***** DATA *****
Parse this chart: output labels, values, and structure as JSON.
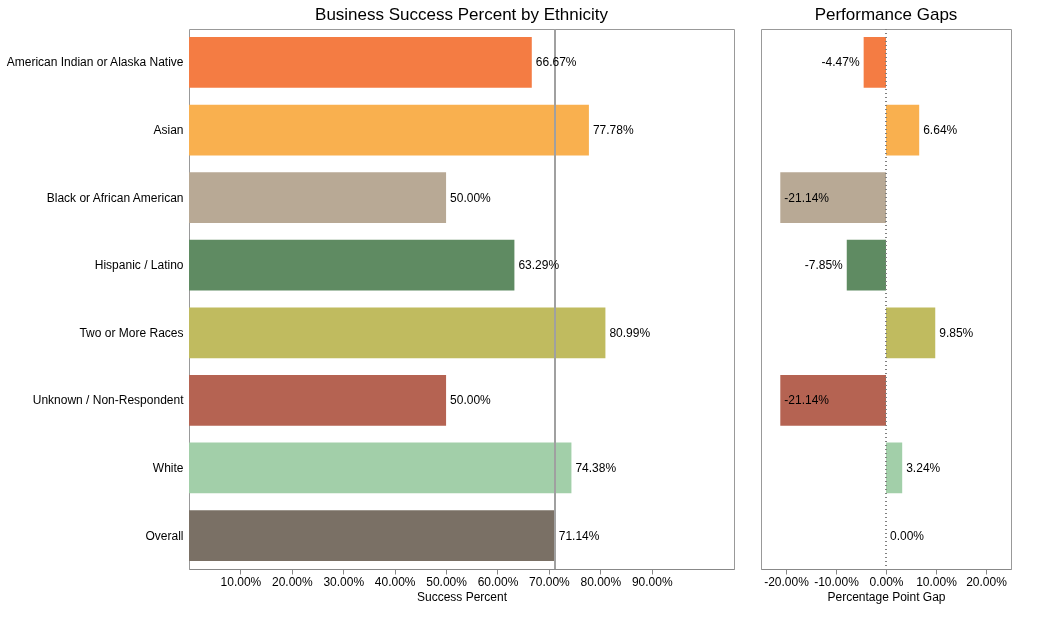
{
  "chart_data": [
    {
      "type": "bar",
      "orientation": "horizontal",
      "title": "Business Success Percent by Ethnicity",
      "xlabel": "Success Percent",
      "categories": [
        "American Indian or Alaska Native",
        "Asian",
        "Black or African American",
        "Hispanic / Latino",
        "Two or More Races",
        "Unknown / Non-Respondent",
        "White",
        "Overall"
      ],
      "values": [
        66.67,
        77.78,
        50.0,
        63.29,
        80.99,
        50.0,
        74.38,
        71.14
      ],
      "colors": [
        "#f47c43",
        "#f9b04f",
        "#b8a995",
        "#5f8b62",
        "#c0bb5f",
        "#b56352",
        "#a2cfa9",
        "#7a7065"
      ],
      "value_labels": [
        "66.67%",
        "77.78%",
        "50.00%",
        "63.29%",
        "80.99%",
        "50.00%",
        "74.38%",
        "71.14%"
      ],
      "xlim": [
        0,
        106
      ],
      "xticks": [
        {
          "value": 10,
          "label": "10.00%"
        },
        {
          "value": 20,
          "label": "20.00%"
        },
        {
          "value": 30,
          "label": "30.00%"
        },
        {
          "value": 40,
          "label": "40.00%"
        },
        {
          "value": 50,
          "label": "50.00%"
        },
        {
          "value": 60,
          "label": "60.00%"
        },
        {
          "value": 70,
          "label": "70.00%"
        },
        {
          "value": 80,
          "label": "80.00%"
        },
        {
          "value": 90,
          "label": "90.00%"
        }
      ],
      "ref_lines": [
        {
          "axis": "x",
          "value": 71.14,
          "color": "#a0a0a0",
          "line_style": "solid"
        }
      ],
      "grid": false
    },
    {
      "type": "bar",
      "orientation": "horizontal",
      "title": "Performance Gaps",
      "xlabel": "Percentage Point Gap",
      "categories": [
        null,
        null,
        null,
        null,
        null,
        null,
        null,
        null
      ],
      "values": [
        -4.47,
        6.64,
        -21.14,
        -7.85,
        9.85,
        -21.14,
        3.24,
        0.0
      ],
      "colors": [
        "#f47c43",
        "#f9b04f",
        "#b8a995",
        "#5f8b62",
        "#c0bb5f",
        "#b56352",
        "#a2cfa9",
        "#7a7065"
      ],
      "value_labels": [
        "-4.47%",
        "6.64%",
        "-21.14%",
        "-7.85%",
        "9.85%",
        "-21.14%",
        "3.24%",
        "0.00%"
      ],
      "xlim": [
        -25,
        25
      ],
      "xticks": [
        {
          "value": -20,
          "label": "-20.00%"
        },
        {
          "value": -10,
          "label": "-10.00%"
        },
        {
          "value": 0,
          "label": "0.00%"
        },
        {
          "value": 10,
          "label": "10.00%"
        },
        {
          "value": 20,
          "label": "20.00%"
        }
      ],
      "ref_lines": [
        {
          "axis": "x",
          "value": 0,
          "color": "#808080",
          "line_style": "dotted"
        }
      ],
      "grid": false,
      "tick_labels": "x"
    }
  ]
}
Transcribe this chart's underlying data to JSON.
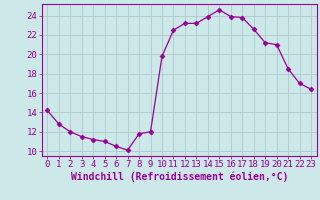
{
  "x": [
    0,
    1,
    2,
    3,
    4,
    5,
    6,
    7,
    8,
    9,
    10,
    11,
    12,
    13,
    14,
    15,
    16,
    17,
    18,
    19,
    20,
    21,
    22,
    23
  ],
  "y": [
    14.2,
    12.8,
    12.0,
    11.5,
    11.2,
    11.0,
    10.5,
    10.1,
    11.8,
    12.0,
    19.8,
    22.5,
    23.2,
    23.2,
    23.9,
    24.6,
    23.9,
    23.8,
    22.6,
    21.2,
    21.0,
    18.5,
    17.0,
    16.4
  ],
  "line_color": "#990099",
  "marker": "D",
  "marker_size": 2.5,
  "bg_color": "#cce8e8",
  "grid_color": "#b0c8c8",
  "xlabel": "Windchill (Refroidissement éolien,°C)",
  "xlim": [
    -0.5,
    23.5
  ],
  "ylim": [
    9.5,
    25.2
  ],
  "yticks": [
    10,
    12,
    14,
    16,
    18,
    20,
    22,
    24
  ],
  "xticks": [
    0,
    1,
    2,
    3,
    4,
    5,
    6,
    7,
    8,
    9,
    10,
    11,
    12,
    13,
    14,
    15,
    16,
    17,
    18,
    19,
    20,
    21,
    22,
    23
  ],
  "tick_color": "#990099",
  "label_color": "#990099",
  "axis_color": "#990099",
  "tick_fontsize": 6.5,
  "xlabel_fontsize": 7.0
}
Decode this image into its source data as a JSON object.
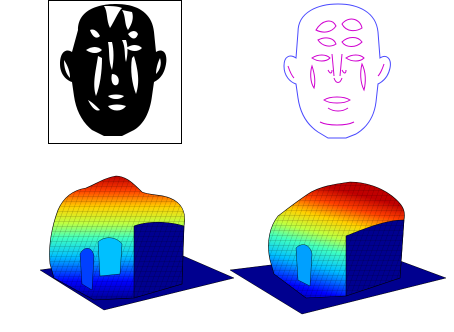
{
  "figure": {
    "panels": [
      {
        "id": "binary-face",
        "kind": "binary-image",
        "foreground": "#000000",
        "background": "#ffffff",
        "frame": "#000000"
      },
      {
        "id": "contour-face",
        "kind": "contour-outline",
        "colors": [
          "#4a4aff",
          "#d000d0"
        ]
      },
      {
        "id": "surface-left",
        "kind": "3d-surface",
        "colormap": "jet"
      },
      {
        "id": "surface-right",
        "kind": "3d-surface",
        "colormap": "jet"
      }
    ]
  },
  "colormap": {
    "name": "jet",
    "stops": [
      "#00008f",
      "#0000ff",
      "#00a0ff",
      "#00ffff",
      "#80ff80",
      "#ffff00",
      "#ff8000",
      "#ff0000",
      "#800000"
    ]
  }
}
*****
**REQUIREMENTS:**
Print all of the entries word for word. Skip any images they contain.

**FINAL ANSWER:**
Parse this chart: output labels, values, and structure as JSON.
{
  "chart_data": [
    {
      "type": "bar",
      "orientation": "horizontal",
      "title": "Business Success Percent by Ethnicity",
      "xlabel": "Success Percent",
      "categories": [
        "American Indian or Alaska Native",
        "Asian",
        "Black or African American",
        "Hispanic / Latino",
        "Two or More Races",
        "Unknown / Non-Respondent",
        "White",
        "Overall"
      ],
      "values": [
        66.67,
        77.78,
        50.0,
        63.29,
        80.99,
        50.0,
        74.38,
        71.14
      ],
      "colors": [
        "#f47c43",
        "#f9b04f",
        "#b8a995",
        "#5f8b62",
        "#c0bb5f",
        "#b56352",
        "#a2cfa9",
        "#7a7065"
      ],
      "value_labels": [
        "66.67%",
        "77.78%",
        "50.00%",
        "63.29%",
        "80.99%",
        "50.00%",
        "74.38%",
        "71.14%"
      ],
      "xlim": [
        0,
        106
      ],
      "xticks": [
        {
          "value": 10,
          "label": "10.00%"
        },
        {
          "value": 20,
          "label": "20.00%"
        },
        {
          "value": 30,
          "label": "30.00%"
        },
        {
          "value": 40,
          "label": "40.00%"
        },
        {
          "value": 50,
          "label": "50.00%"
        },
        {
          "value": 60,
          "label": "60.00%"
        },
        {
          "value": 70,
          "label": "70.00%"
        },
        {
          "value": 80,
          "label": "80.00%"
        },
        {
          "value": 90,
          "label": "90.00%"
        }
      ],
      "ref_lines": [
        {
          "axis": "x",
          "value": 71.14,
          "color": "#a0a0a0",
          "line_style": "solid"
        }
      ],
      "grid": false
    },
    {
      "type": "bar",
      "orientation": "horizontal",
      "title": "Performance Gaps",
      "xlabel": "Percentage Point Gap",
      "categories": [
        null,
        null,
        null,
        null,
        null,
        null,
        null,
        null
      ],
      "values": [
        -4.47,
        6.64,
        -21.14,
        -7.85,
        9.85,
        -21.14,
        3.24,
        0.0
      ],
      "colors": [
        "#f47c43",
        "#f9b04f",
        "#b8a995",
        "#5f8b62",
        "#c0bb5f",
        "#b56352",
        "#a2cfa9",
        "#7a7065"
      ],
      "value_labels": [
        "-4.47%",
        "6.64%",
        "-21.14%",
        "-7.85%",
        "9.85%",
        "-21.14%",
        "3.24%",
        "0.00%"
      ],
      "xlim": [
        -25,
        25
      ],
      "xticks": [
        {
          "value": -20,
          "label": "-20.00%"
        },
        {
          "value": -10,
          "label": "-10.00%"
        },
        {
          "value": 0,
          "label": "0.00%"
        },
        {
          "value": 10,
          "label": "10.00%"
        },
        {
          "value": 20,
          "label": "20.00%"
        }
      ],
      "ref_lines": [
        {
          "axis": "x",
          "value": 0,
          "color": "#808080",
          "line_style": "dotted"
        }
      ],
      "grid": false,
      "tick_labels": "x"
    }
  ]
}
Transcribe this chart's underlying data to JSON.
{
  "x": [
    0,
    1,
    2,
    3,
    4,
    5,
    6,
    7,
    8,
    9,
    10,
    11,
    12,
    13,
    14,
    15,
    16,
    17,
    18,
    19,
    20,
    21,
    22,
    23
  ],
  "y": [
    14.2,
    12.8,
    12.0,
    11.5,
    11.2,
    11.0,
    10.5,
    10.1,
    11.8,
    12.0,
    19.8,
    22.5,
    23.2,
    23.2,
    23.9,
    24.6,
    23.9,
    23.8,
    22.6,
    21.2,
    21.0,
    18.5,
    17.0,
    16.4
  ],
  "line_color": "#990099",
  "marker": "D",
  "marker_size": 2.5,
  "bg_color": "#cce8e8",
  "grid_color": "#b0c8c8",
  "xlabel": "Windchill (Refroidissement éolien,°C)",
  "xlim": [
    -0.5,
    23.5
  ],
  "ylim": [
    9.5,
    25.2
  ],
  "yticks": [
    10,
    12,
    14,
    16,
    18,
    20,
    22,
    24
  ],
  "xticks": [
    0,
    1,
    2,
    3,
    4,
    5,
    6,
    7,
    8,
    9,
    10,
    11,
    12,
    13,
    14,
    15,
    16,
    17,
    18,
    19,
    20,
    21,
    22,
    23
  ],
  "tick_color": "#990099",
  "label_color": "#990099",
  "axis_color": "#990099",
  "tick_fontsize": 6.5,
  "xlabel_fontsize": 7.0
}
Decode this image into its source data as a JSON object.
{
  "figure": {
    "panels": [
      {
        "id": "binary-face",
        "kind": "binary-image",
        "foreground": "#000000",
        "background": "#ffffff",
        "frame": "#000000"
      },
      {
        "id": "contour-face",
        "kind": "contour-outline",
        "colors": [
          "#4a4aff",
          "#d000d0"
        ]
      },
      {
        "id": "surface-left",
        "kind": "3d-surface",
        "colormap": "jet"
      },
      {
        "id": "surface-right",
        "kind": "3d-surface",
        "colormap": "jet"
      }
    ]
  },
  "colormap": {
    "name": "jet",
    "stops": [
      "#00008f",
      "#0000ff",
      "#00a0ff",
      "#00ffff",
      "#80ff80",
      "#ffff00",
      "#ff8000",
      "#ff0000",
      "#800000"
    ]
  }
}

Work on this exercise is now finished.